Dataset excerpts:
-- -- --

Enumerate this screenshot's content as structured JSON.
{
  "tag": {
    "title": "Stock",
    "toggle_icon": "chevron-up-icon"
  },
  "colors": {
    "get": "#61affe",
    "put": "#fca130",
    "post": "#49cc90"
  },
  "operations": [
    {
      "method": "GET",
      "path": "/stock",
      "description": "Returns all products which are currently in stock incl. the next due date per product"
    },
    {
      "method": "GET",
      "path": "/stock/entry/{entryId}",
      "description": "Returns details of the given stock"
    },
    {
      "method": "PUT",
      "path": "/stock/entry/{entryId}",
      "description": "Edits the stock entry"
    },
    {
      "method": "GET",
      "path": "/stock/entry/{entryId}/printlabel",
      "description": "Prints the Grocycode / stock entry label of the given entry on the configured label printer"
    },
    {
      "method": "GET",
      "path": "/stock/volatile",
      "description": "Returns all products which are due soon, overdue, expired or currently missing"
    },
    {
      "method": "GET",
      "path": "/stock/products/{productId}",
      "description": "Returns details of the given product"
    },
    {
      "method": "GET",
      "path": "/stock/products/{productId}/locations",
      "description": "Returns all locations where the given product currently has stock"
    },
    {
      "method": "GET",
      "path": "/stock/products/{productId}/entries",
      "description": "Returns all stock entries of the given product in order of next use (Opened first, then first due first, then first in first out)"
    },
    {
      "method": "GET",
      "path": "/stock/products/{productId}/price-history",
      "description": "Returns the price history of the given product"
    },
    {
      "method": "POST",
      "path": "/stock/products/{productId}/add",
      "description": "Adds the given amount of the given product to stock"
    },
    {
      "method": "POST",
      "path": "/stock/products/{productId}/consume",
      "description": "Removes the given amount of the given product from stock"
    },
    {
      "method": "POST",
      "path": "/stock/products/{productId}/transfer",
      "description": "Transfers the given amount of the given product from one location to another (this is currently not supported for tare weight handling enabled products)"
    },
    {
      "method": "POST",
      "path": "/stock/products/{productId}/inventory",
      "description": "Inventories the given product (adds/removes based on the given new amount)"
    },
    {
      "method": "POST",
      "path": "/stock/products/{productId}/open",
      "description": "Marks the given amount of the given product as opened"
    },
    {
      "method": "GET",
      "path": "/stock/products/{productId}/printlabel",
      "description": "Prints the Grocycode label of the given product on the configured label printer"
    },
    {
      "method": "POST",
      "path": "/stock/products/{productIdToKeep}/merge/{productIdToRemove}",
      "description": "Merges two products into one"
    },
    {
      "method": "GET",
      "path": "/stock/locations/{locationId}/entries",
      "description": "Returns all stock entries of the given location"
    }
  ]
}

-- -- --

Exercise requirements:
In the entries above, find lines with "locations" and copy each.

Correct response:
      "path": "/stock/products/{productId}/locations",
      "description": "Returns all locations where the given product currently has stock"
      "path": "/stock/locations/{locationId}/entries",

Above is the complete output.